▶ Problem requirements:
Wherever the word "挂号室挂号" shows up in a line, please copy that line.

▶ Collection entries:
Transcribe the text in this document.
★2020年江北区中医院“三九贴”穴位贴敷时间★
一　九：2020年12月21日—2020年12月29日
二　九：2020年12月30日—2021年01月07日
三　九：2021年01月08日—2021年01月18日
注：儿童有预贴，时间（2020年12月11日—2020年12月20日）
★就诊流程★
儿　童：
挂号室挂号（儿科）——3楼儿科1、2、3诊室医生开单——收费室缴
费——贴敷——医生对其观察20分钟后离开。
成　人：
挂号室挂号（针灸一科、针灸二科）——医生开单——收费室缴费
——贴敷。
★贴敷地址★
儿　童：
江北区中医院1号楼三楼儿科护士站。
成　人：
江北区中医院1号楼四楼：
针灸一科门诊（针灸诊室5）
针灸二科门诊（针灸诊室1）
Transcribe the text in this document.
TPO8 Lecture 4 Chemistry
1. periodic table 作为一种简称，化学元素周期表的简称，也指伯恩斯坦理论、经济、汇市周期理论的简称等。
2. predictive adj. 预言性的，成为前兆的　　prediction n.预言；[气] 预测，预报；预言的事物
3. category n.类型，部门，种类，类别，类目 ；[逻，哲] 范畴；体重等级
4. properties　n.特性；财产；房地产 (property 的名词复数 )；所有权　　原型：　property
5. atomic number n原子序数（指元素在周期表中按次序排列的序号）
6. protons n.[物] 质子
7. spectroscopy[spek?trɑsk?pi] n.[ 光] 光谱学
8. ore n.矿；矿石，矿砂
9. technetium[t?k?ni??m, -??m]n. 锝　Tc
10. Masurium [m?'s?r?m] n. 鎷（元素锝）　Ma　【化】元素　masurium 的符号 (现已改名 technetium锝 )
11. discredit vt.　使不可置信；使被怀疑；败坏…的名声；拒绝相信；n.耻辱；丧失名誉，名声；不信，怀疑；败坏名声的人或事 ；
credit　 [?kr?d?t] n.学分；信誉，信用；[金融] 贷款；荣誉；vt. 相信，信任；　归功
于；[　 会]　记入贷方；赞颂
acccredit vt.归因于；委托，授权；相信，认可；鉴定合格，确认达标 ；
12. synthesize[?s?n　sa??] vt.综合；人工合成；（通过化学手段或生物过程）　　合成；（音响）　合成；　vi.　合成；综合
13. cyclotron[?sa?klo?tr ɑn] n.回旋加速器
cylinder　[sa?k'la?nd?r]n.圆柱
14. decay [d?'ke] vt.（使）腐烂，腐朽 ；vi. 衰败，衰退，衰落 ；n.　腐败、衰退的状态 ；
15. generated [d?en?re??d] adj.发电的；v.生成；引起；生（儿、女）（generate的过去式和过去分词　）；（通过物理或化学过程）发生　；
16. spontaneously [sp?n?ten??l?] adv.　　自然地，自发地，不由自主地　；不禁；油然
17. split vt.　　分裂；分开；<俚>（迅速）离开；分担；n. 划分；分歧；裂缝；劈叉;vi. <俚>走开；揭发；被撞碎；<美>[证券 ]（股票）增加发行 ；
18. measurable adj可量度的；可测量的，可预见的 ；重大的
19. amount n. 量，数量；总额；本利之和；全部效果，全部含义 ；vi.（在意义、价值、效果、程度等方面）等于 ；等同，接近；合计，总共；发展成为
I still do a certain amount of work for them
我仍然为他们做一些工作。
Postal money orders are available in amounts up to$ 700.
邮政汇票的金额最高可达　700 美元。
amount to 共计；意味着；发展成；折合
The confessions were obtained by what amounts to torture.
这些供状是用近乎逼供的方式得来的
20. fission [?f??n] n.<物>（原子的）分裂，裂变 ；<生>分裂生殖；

▶ The completed task:
挂号室挂号（儿科）——3楼儿科1、2、3诊室医生开单——收费室缴
挂号室挂号（针灸一科、针灸二科）——医生开单——收费室缴费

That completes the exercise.